Richard Dearlove, exjefe del servicio de inteligencia británico MI6, advirtió que China podría “apagar las luces en cualquier segundo” y llevar al Reino Unido a un “completo punto muerto” cortando el acceso a la red eléctrica y estrangulando suministros, en un escenario de dependencia del acero y la tecnología chinos. Desde Pekín siempre han rechazado las alegaciones de este tipo en su contra.
“Estas dependencias en tiempos de paz otorgan a China una ventaja estratégica, y en una crisis les proporcionan armas de gran impacto que podrían paralizar por completo este país”, declaró Dearlove ante diputados y lores.

Considera que Londres y sus aliados pueden diseñar y ensamblar el equipo del que depende la red, pero que el material imprescindible está concentrado en manos del país que el actual “director general del MI5 ha identificado como la amenaza más grave para la seguridad nacional británica”.
Según Dearlove, mientras el país “se desindustrializa complacientemente”, afronta un “peligro crónico”: al dejar “de fabricarla, ha trasladado su vulnerabilidad a los sistemas energéticos de sus proveedores, algunos de los cuales son adversarios estratégicos”, por lo que la política exterior queda “atada”.
Esto ocurre después de que el primer ministro británico, Andy Burnham, hablara este martes por primera vez con el presidente chino, Xi Jinping, desde que asumió el cargo. Downing Street comunicó que ambos se comprometieron con una “asociación estratégica integral”, “a largo plazo y consistente” entre Reino Unido y China.
------------------------------------
**TAREA A REALIZAR:**
Responda brevemente a estas preguntas sobre el fragmento seleccionado:
(a) ¿Qué cargo ocupó Richard Dearlove?
(b) ¿Ante quiénes hizo Dearlove su declaración?
(c) ¿Con quién habló por primera vez el primer ministro británico, Andy Burnham, este martes?
------------------------------------
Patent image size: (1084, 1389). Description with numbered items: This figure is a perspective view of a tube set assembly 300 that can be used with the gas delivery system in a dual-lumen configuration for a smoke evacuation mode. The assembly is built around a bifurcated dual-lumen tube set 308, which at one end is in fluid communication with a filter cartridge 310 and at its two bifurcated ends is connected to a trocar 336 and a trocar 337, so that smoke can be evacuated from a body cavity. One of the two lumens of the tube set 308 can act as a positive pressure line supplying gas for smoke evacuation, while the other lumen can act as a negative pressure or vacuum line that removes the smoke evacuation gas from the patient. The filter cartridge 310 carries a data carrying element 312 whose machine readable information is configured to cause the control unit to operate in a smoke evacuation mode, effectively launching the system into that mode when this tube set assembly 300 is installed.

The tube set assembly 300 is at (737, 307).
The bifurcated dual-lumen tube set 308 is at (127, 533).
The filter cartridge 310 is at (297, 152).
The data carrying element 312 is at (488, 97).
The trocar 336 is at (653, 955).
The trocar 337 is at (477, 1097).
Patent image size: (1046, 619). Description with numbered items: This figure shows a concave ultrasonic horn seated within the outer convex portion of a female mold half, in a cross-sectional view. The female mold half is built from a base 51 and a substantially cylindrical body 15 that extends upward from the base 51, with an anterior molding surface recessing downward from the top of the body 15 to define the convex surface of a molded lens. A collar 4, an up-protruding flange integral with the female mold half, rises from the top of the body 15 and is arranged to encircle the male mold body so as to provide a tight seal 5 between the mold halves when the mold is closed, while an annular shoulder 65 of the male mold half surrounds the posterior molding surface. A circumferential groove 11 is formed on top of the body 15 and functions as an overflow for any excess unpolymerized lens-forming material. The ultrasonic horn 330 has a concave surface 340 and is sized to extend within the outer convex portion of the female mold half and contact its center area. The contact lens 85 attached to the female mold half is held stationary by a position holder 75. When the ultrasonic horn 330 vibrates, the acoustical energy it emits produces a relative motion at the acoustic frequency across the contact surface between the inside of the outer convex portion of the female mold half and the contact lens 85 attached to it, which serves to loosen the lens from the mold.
------------------------------------
**RESPUESTA ESPERADA:**
(a) Fue jefe del servicio de inteligencia británico MI6.
(b) Ante diputados y lores.
(c) Con el presidente chino, Xi Jinping.